DOCUMENT:
* * * * * * * * *

Any business owner or business manager that seeks growth in business operation must give high attention to Working Capital and must understand the relationship between Cash and Profits, to avoid running out of liquidity, to avoid excessive liquidity, and to be able to honor short-term financial obligations.
Firstly, let us explore the literally meaning of Working Capital, Cash and Profits, before exploring how to strike a balance on the three concepts in other to achieve effectiveness and efficiency in daily business operations. Working Capital is the cash needed for the day to day operation of business it is simply stated as the difference between Current Assets and Current Liabilities. Cash is the amount of money at hand and that which is in the bank account(s), and may also include highly liquid short-term investments owned by the business concerned.
Profits is simply the excess of revenue over expenses for any given measurement period. The common belief that profit has a positive co-relationship with the amount of cash available to a business entity is not absolutely true. This misconception may be attributed to the lack of understanding of what actually constitute a profit, may be they are not aware or had forgotten that revenue is made-up of both cash and credit sales, and that other incidental income includes both the earned and unearned income, and that the cost of sales and other expenses includes both the paid and the unpaid, and therefore, the ultimate cash that will be available to the business entity would depend on the amount of cash sales and the length of time it takes debtors to settle their obligations, against the amount of cash expenses and the length of time required for the business entity to settle all its financial obligations. From the above, it is clear that the management of working capital does not involve the management of cash only, but also, the management of other components of Working Capital, which are, the Inventories, the Account Receivables and the Account Payables.

* * * * * * * * *

Stored items from a collection:

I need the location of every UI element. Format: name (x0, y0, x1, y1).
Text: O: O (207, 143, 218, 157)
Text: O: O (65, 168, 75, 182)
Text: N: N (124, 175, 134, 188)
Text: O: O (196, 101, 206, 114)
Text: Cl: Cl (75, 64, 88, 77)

* * * * * * * * *

TO DO:
1 - Summarize the text on working capital, cash and profits in two sentences.
2 - Resume the text on working capital, cash and profits from the point where it stops.

THE ANSWERS:
1 - Business owners and managers who want growth must pay close attention to working capital and understand how cash relates to profits, so that they neither run out of liquidity nor hold too much of it and can meet short-term obligations. Because revenue includes credit sales and expenses include unpaid costs, profit does not move in step with available cash, so managing working capital means managing inventories, accounts receivable and accounts payable as well as cash.

2 -
Inventory, Account Receivable Cash and Account Payable Management
The knowledge of Inventory, Account Receivable Cash and Account Payable Management and their practical application in businesses operation is the prerequisites for maintaining a healthy and safe working capital position. There must be a guided procedure for determining the level of Inventories to be held, taking into considerations, there conversion and renewal periods, to avoid stock out and tying down of cash assets, these can be achieved by using the Economic Order Quantity Models, the ABC model and the Just in Time Purchasing Model. The management of Account Receivables involves checking the credit worthiness of potential debtors, deciding credit periods and terms. Managing Account Payable includes understanding of the payment periods and terms. While the Baumol and Miller Orr Model is very useful for Cash Management.
Lastly, no business owner or manager should forget to use Working Capital Ratios frequently to monitor it liquidity position, and gain the assurance of daily solvency.
About the Author
Naghabum Osayande is Accountant and loves to shares his thoughts on finance matters.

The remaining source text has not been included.